Aim of the exercise. Your task is to extract every entry that follows word for word while excluding the pictures.

..........

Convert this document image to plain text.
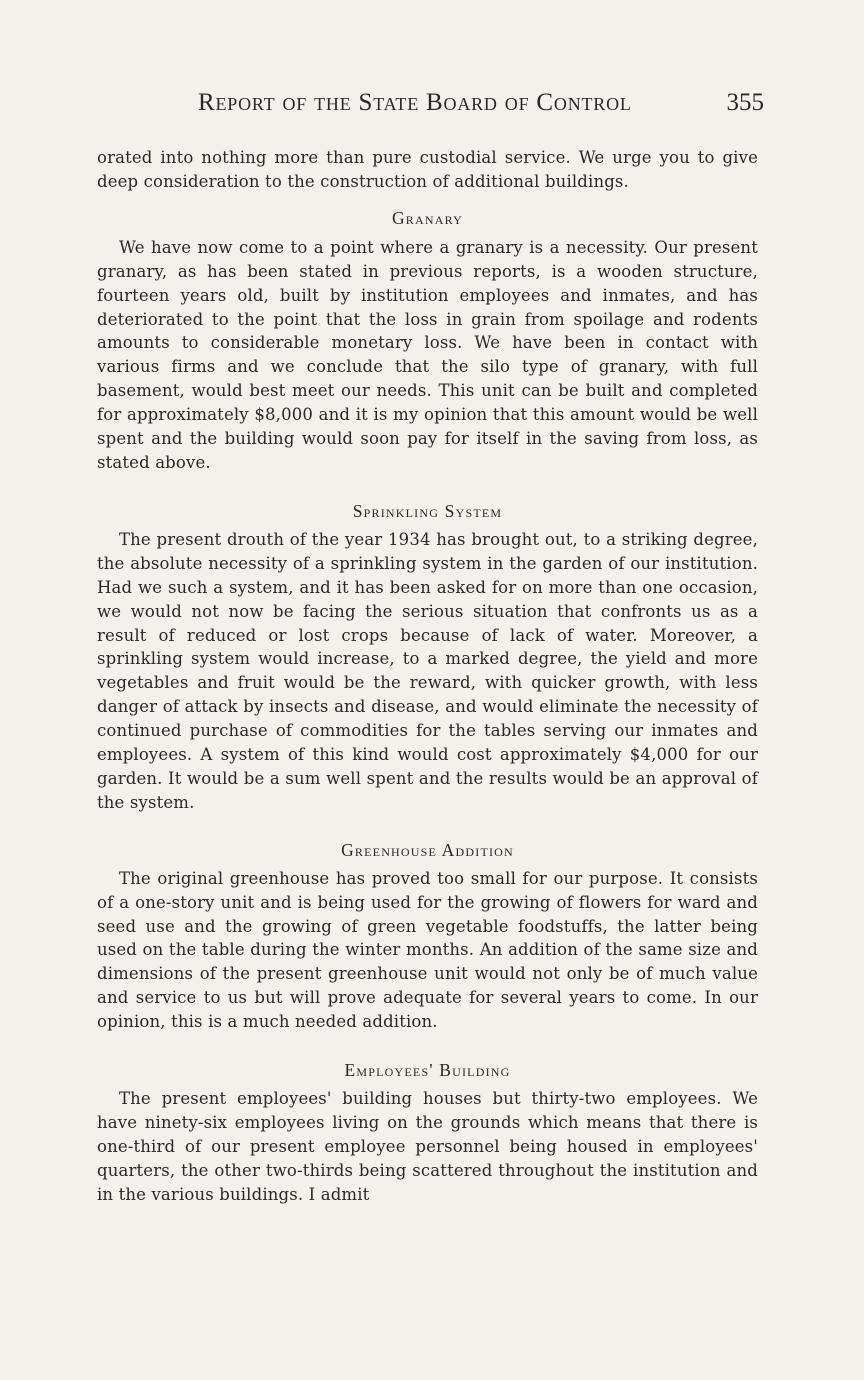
Report of the State Board of Control	355

orated into nothing more than pure custodial service. We urge you to give deep consideration to the construction of additional buildings.

Granary

We have now come to a point where a granary is a necessity. Our present granary, as has been stated in previous reports, is a wooden structure, fourteen years old, built by institution employees and inmates, and has deteriorated to the point that the loss in grain from spoilage and rodents amounts to considerable monetary loss. We have been in contact with various firms and we conclude that the silo type of granary, with full basement, would best meet our needs. This unit can be built and completed for approximately $8,000 and it is my opinion that this amount would be well spent and the building would soon pay for itself in the saving from loss, as stated above.

Sprinkling System

The present drouth of the year 1934 has brought out, to a striking degree, the absolute necessity of a sprinkling system in the garden of our institution. Had we such a system, and it has been asked for on more than one occasion, we would not now be facing the serious situation that confronts us as a result of reduced or lost crops because of lack of water. Moreover, a sprinkling system would increase, to a marked degree, the yield and more vegetables and fruit would be the reward, with quicker growth, with less danger of attack by insects and disease, and would eliminate the necessity of continued purchase of commodities for the tables serving our inmates and employees. A system of this kind would cost approximately $4,000 for our garden. It would be a sum well spent and the results would be an approval of the system.

Greenhouse Addition

The original greenhouse has proved too small for our purpose. It consists of a one-story unit and is being used for the growing of flowers for ward and seed use and the growing of green vegetable foodstuffs, the latter being used on the table during the winter months. An addition of the same size and dimensions of the present greenhouse unit would not only be of much value and service to us but will prove adequate for several years to come. In our opinion, this is a much needed addition.

Employees' Building

The present employees' building houses but thirty-two employees. We have ninety-six employees living on the grounds which means that there is one-third of our present employee personnel being housed in employees' quarters, the other two-thirds being scattered throughout the institution and in the various buildings. I admit
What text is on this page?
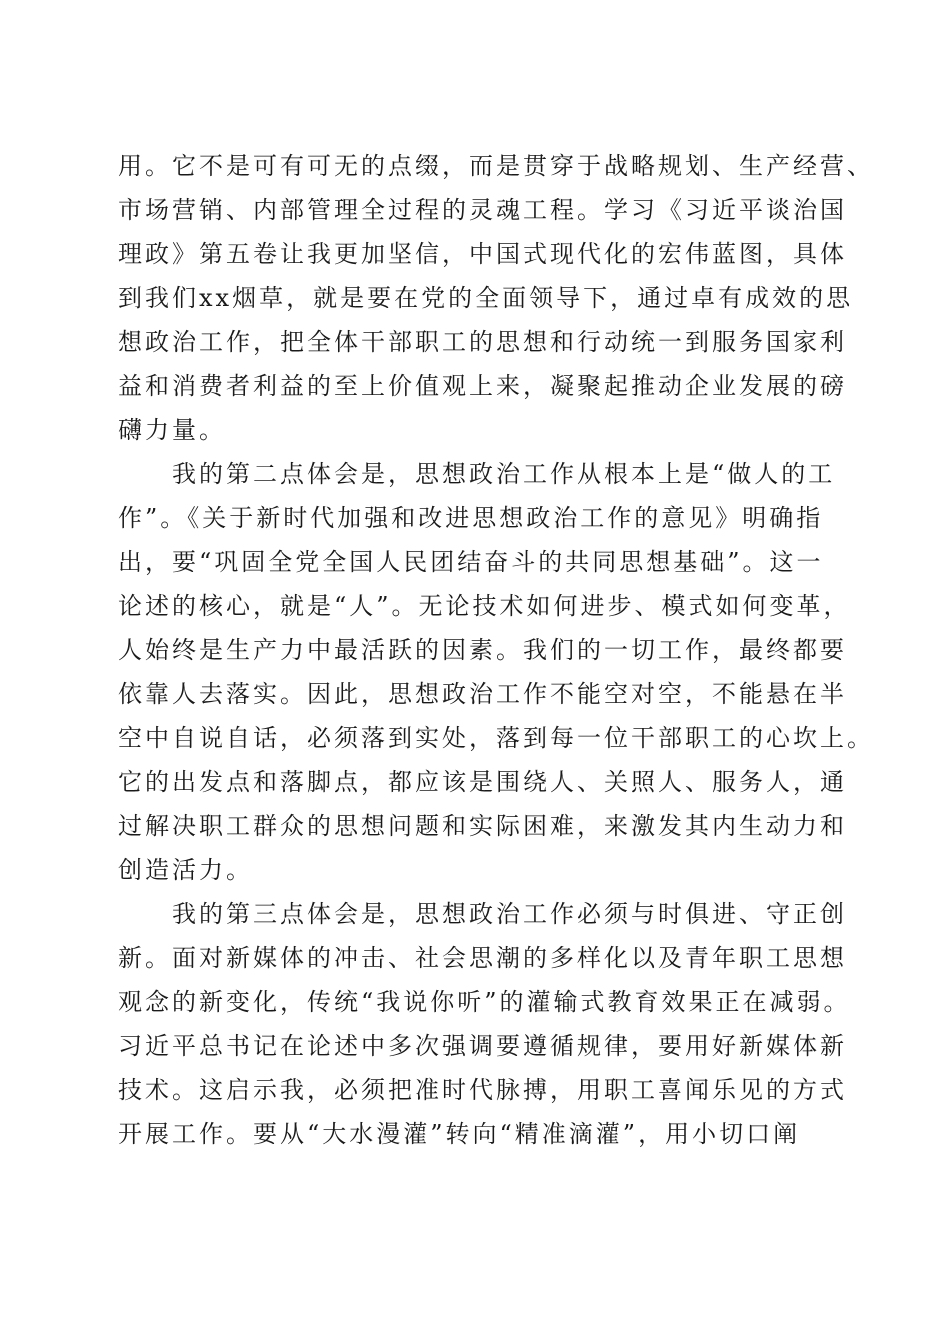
用。它不是可有可无的点缀，而是贯穿于战略规划、生产经营、
市场营销、内部管理全过程的灵魂工程。学习《习近平谈治国
理政》第五卷让我更加坚信，中国式现代化的宏伟蓝图，具体
到我们xx烟草，就是要在党的全面领导下，通过卓有成效的思
想政治工作，把全体干部职工的思想和行动统一到服务国家利
益和消费者利益的至上价值观上来，凝聚起推动企业发展的磅
礴力量。
我的第二点体会是，思想政治工作从根本上是“做人的工
作”。《关于新时代加强和改进思想政治工作的意见》明确指
出，要“巩固全党全国人民团结奋斗的共同思想基础”。这一
论述的核心，就是“人”。无论技术如何进步、模式如何变革，
人始终是生产力中最活跃的因素。我们的一切工作，最终都要
依靠人去落实。因此，思想政治工作不能空对空，不能悬在半
空中自说自话，必须落到实处，落到每一位干部职工的心坎上。
它的出发点和落脚点，都应该是围绕人、关照人、服务人，通
过解决职工群众的思想问题和实际困难，来激发其内生动力和
创造活力。
我的第三点体会是，思想政治工作必须与时俱进、守正创
新。面对新媒体的冲击、社会思潮的多样化以及青年职工思想
观念的新变化，传统“我说你听”的灌输式教育效果正在减弱。
习近平总书记在论述中多次强调要遵循规律，要用好新媒体新
技术。这启示我，必须把准时代脉搏，用职工喜闻乐见的方式
开展工作。要从“大水漫灌”转向“精准滴灌”，用小切口阐
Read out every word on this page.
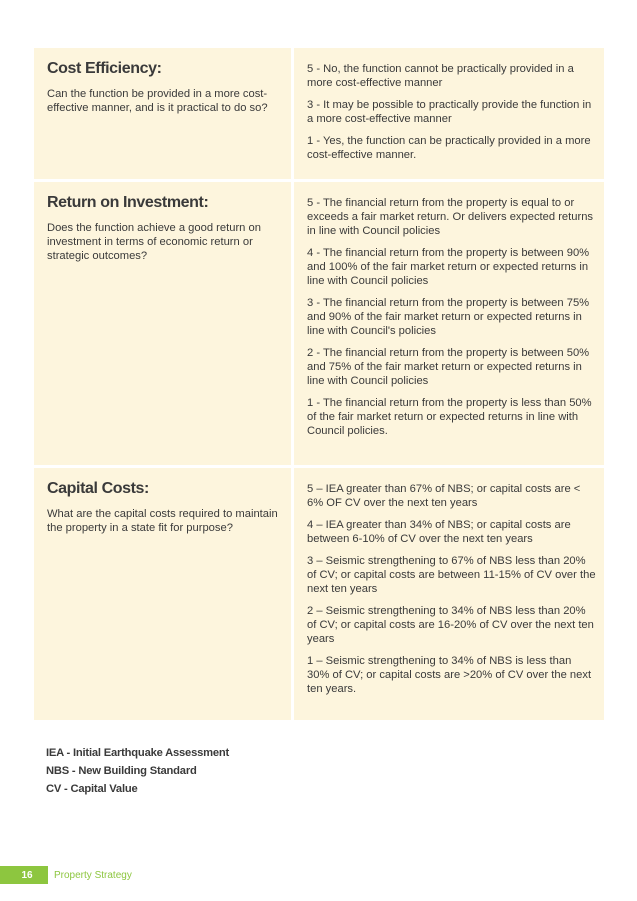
Cost Efficiency:

Can the function be provided in a more cost-effective manner, and is it practical to do so?

5 - No, the function cannot be practically provided in a more cost-effective manner

3 - It may be possible to practically provide the function in a more cost-effective manner

1 - Yes, the function can be practically provided in a more cost-effective manner.

Return on Investment:

Does the function achieve a good return on investment in terms of economic return or strategic outcomes?

5 - The financial return from the property is equal to or exceeds a fair market return. Or delivers expected returns in line with Council policies

4 - The financial return from the property is between 90% and 100% of the fair market return or expected returns in line with Council policies

3 - The financial return from the property is between 75% and 90% of the fair market return or expected returns in line with Council's policies

2 - The financial return from the property is between 50% and 75% of the fair market return or expected returns in line with Council policies

1 - The financial return from the property is less than 50% of the fair market return or expected returns in line with Council policies.

Capital Costs:

What are the capital costs required to maintain the property in a state fit for purpose?

5 – IEA greater than 67% of NBS; or capital costs are < 6% OF CV over the next ten years

4 – IEA greater than 34% of NBS; or capital costs are between 6-10% of CV over the next ten years

3 – Seismic strengthening to 67% of NBS less than 20% of CV; or capital costs are between 11-15% of CV over the next ten years

2 – Seismic strengthening to 34% of NBS less than 20% of CV; or capital costs are 16-20% of CV over the next ten years

1 – Seismic strengthening to 34% of NBS is less than 30% of CV; or capital costs are >20% of CV over the next ten years.

IEA - Initial Earthquake Assessment
NBS - New Building Standard
CV - Capital Value
16	Property Strategy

..........

Complete answer.
Convert this document image to plain text.
Report of the State Board of Control	355

orated into nothing more than pure custodial service. We urge you to give deep consideration to the construction of additional buildings.

Granary

We have now come to a point where a granary is a necessity. Our present granary, as has been stated in previous reports, is a wooden structure, fourteen years old, built by institution employees and inmates, and has deteriorated to the point that the loss in grain from spoilage and rodents amounts to considerable monetary loss. We have been in contact with various firms and we conclude that the silo type of granary, with full basement, would best meet our needs. This unit can be built and completed for approximately $8,000 and it is my opinion that this amount would be well spent and the building would soon pay for itself in the saving from loss, as stated above.

Sprinkling System

The present drouth of the year 1934 has brought out, to a striking degree, the absolute necessity of a sprinkling system in the garden of our institution. Had we such a system, and it has been asked for on more than one occasion, we would not now be facing the serious situation that confronts us as a result of reduced or lost crops because of lack of water. Moreover, a sprinkling system would increase, to a marked degree, the yield and more vegetables and fruit would be the reward, with quicker growth, with less danger of attack by insects and disease, and would eliminate the necessity of continued purchase of commodities for the tables serving our inmates and employees. A system of this kind would cost approximately $4,000 for our garden. It would be a sum well spent and the results would be an approval of the system.

Greenhouse Addition

The original greenhouse has proved too small for our purpose. It consists of a one-story unit and is being used for the growing of flowers for ward and seed use and the growing of green vegetable foodstuffs, the latter being used on the table during the winter months. An addition of the same size and dimensions of the present greenhouse unit would not only be of much value and service to us but will prove adequate for several years to come. In our opinion, this is a much needed addition.

Employees' Building

The present employees' building houses but thirty-two employees. We have ninety-six employees living on the grounds which means that there is one-third of our present employee personnel being housed in employees' quarters, the other two-thirds being scattered throughout the institution and in the various buildings. I admit
What text is on this page?
用。它不是可有可无的点缀，而是贯穿于战略规划、生产经营、
市场营销、内部管理全过程的灵魂工程。学习《习近平谈治国
理政》第五卷让我更加坚信，中国式现代化的宏伟蓝图，具体
到我们xx烟草，就是要在党的全面领导下，通过卓有成效的思
想政治工作，把全体干部职工的思想和行动统一到服务国家利
益和消费者利益的至上价值观上来，凝聚起推动企业发展的磅
礴力量。
我的第二点体会是，思想政治工作从根本上是“做人的工
作”。《关于新时代加强和改进思想政治工作的意见》明确指
出，要“巩固全党全国人民团结奋斗的共同思想基础”。这一
论述的核心，就是“人”。无论技术如何进步、模式如何变革，
人始终是生产力中最活跃的因素。我们的一切工作，最终都要
依靠人去落实。因此，思想政治工作不能空对空，不能悬在半
空中自说自话，必须落到实处，落到每一位干部职工的心坎上。
它的出发点和落脚点，都应该是围绕人、关照人、服务人，通
过解决职工群众的思想问题和实际困难，来激发其内生动力和
创造活力。
我的第三点体会是，思想政治工作必须与时俱进、守正创
新。面对新媒体的冲击、社会思潮的多样化以及青年职工思想
观念的新变化，传统“我说你听”的灌输式教育效果正在减弱。
习近平总书记在论述中多次强调要遵循规律，要用好新媒体新
技术。这启示我，必须把准时代脉搏，用职工喜闻乐见的方式
开展工作。要从“大水漫灌”转向“精准滴灌”，用小切口阐
Read out every word on this page.
Cost Efficiency:

Can the function be provided in a more cost-effective manner, and is it practical to do so?

5 - No, the function cannot be practically provided in a more cost-effective manner

3 - It may be possible to practically provide the function in a more cost-effective manner

1 - Yes, the function can be practically provided in a more cost-effective manner.

Return on Investment:

Does the function achieve a good return on investment in terms of economic return or strategic outcomes?

5 - The financial return from the property is equal to or exceeds a fair market return. Or delivers expected returns in line with Council policies

4 - The financial return from the property is between 90% and 100% of the fair market return or expected returns in line with Council policies

3 - The financial return from the property is between 75% and 90% of the fair market return or expected returns in line with Council's policies

2 - The financial return from the property is between 50% and 75% of the fair market return or expected returns in line with Council policies

1 - The financial return from the property is less than 50% of the fair market return or expected returns in line with Council policies.

Capital Costs:

What are the capital costs required to maintain the property in a state fit for purpose?

5 – IEA greater than 67% of NBS; or capital costs are < 6% OF CV over the next ten years

4 – IEA greater than 34% of NBS; or capital costs are between 6-10% of CV over the next ten years

3 – Seismic strengthening to 67% of NBS less than 20% of CV; or capital costs are between 11-15% of CV over the next ten years

2 – Seismic strengthening to 34% of NBS less than 20% of CV; or capital costs are 16-20% of CV over the next ten years

1 – Seismic strengthening to 34% of NBS is less than 30% of CV; or capital costs are >20% of CV over the next ten years.

IEA - Initial Earthquake Assessment
NBS - New Building Standard
CV - Capital Value
16	Property Strategy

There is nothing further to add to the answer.